Exercise details: Determine which lines contain the word "cups", then copy those lines.

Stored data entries
* * * * * * *
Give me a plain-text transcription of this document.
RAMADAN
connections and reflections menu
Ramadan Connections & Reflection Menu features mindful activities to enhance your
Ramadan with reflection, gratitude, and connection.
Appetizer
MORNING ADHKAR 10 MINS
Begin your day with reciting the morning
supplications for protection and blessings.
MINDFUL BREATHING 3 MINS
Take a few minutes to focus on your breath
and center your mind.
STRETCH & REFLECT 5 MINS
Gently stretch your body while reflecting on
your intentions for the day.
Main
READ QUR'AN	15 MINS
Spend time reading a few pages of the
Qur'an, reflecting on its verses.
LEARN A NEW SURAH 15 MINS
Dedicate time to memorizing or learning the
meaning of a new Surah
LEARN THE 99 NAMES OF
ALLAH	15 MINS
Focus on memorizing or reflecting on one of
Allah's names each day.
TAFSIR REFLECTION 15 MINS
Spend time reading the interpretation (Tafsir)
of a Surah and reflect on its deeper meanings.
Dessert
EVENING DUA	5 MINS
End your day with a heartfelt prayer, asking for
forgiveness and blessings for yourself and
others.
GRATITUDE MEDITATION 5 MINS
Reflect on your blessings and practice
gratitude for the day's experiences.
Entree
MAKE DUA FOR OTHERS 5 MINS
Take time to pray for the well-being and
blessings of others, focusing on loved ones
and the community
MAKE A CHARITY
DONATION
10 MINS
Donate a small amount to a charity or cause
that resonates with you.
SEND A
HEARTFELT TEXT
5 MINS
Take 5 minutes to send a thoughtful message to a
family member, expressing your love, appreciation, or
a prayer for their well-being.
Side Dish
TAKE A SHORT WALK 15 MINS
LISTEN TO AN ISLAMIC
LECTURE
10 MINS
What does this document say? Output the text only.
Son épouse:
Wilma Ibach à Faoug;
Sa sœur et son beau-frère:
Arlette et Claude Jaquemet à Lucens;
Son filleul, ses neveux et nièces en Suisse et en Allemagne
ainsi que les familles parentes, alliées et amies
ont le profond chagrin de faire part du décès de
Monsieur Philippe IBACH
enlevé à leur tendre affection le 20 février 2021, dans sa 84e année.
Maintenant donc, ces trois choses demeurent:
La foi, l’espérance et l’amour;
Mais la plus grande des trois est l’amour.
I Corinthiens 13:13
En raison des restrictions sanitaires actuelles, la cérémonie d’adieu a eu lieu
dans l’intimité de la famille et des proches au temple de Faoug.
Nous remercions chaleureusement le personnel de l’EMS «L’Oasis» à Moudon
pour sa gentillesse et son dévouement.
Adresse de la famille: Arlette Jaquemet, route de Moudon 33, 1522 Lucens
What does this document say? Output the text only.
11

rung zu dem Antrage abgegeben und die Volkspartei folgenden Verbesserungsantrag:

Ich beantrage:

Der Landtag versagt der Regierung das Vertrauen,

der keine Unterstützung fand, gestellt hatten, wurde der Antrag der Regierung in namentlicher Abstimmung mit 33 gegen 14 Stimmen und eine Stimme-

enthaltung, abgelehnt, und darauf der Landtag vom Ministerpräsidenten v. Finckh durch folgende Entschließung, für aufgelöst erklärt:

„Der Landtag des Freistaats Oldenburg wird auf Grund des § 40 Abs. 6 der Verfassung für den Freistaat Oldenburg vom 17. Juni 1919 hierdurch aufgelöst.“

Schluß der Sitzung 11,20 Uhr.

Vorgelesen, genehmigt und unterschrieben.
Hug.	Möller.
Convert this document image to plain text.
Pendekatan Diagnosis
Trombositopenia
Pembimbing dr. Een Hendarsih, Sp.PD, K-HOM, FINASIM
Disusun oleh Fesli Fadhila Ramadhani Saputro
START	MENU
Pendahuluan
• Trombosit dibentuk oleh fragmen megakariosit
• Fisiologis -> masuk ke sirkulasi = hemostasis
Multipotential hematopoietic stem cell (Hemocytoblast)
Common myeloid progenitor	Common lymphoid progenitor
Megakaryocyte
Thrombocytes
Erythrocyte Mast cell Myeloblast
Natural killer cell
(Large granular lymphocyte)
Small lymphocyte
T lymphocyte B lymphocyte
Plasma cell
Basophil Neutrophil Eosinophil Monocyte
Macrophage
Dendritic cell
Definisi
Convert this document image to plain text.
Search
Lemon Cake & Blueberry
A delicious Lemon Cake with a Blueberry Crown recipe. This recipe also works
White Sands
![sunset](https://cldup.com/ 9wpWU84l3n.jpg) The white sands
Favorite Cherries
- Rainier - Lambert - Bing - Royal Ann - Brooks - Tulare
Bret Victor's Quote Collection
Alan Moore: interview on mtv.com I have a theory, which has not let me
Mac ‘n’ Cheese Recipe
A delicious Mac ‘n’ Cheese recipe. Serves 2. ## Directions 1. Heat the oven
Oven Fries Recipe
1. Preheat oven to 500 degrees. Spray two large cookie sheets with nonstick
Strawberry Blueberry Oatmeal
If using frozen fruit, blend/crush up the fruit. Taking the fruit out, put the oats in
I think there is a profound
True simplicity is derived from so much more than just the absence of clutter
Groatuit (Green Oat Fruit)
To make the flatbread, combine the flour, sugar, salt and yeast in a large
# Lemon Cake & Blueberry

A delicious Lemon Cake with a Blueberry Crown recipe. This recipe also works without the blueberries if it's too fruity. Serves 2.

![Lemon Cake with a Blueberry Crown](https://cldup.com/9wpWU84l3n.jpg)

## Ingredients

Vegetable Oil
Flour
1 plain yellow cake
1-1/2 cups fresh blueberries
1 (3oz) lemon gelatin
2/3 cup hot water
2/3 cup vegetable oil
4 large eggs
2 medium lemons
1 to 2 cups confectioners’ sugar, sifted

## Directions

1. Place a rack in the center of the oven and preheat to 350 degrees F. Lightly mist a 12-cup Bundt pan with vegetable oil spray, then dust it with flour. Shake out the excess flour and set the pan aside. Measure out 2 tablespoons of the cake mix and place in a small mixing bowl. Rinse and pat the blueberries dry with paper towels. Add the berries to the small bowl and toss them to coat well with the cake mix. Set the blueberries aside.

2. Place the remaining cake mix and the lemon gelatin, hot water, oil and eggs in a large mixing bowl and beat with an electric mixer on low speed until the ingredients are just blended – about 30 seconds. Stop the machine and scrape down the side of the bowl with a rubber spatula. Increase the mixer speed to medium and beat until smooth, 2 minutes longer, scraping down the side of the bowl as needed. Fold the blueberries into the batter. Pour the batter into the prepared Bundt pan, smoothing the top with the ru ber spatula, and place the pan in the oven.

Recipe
* * * * * * *
Full answer:
1-1/2 cups fresh blueberries
1 to 2 cups confectioners’ sugar, sifted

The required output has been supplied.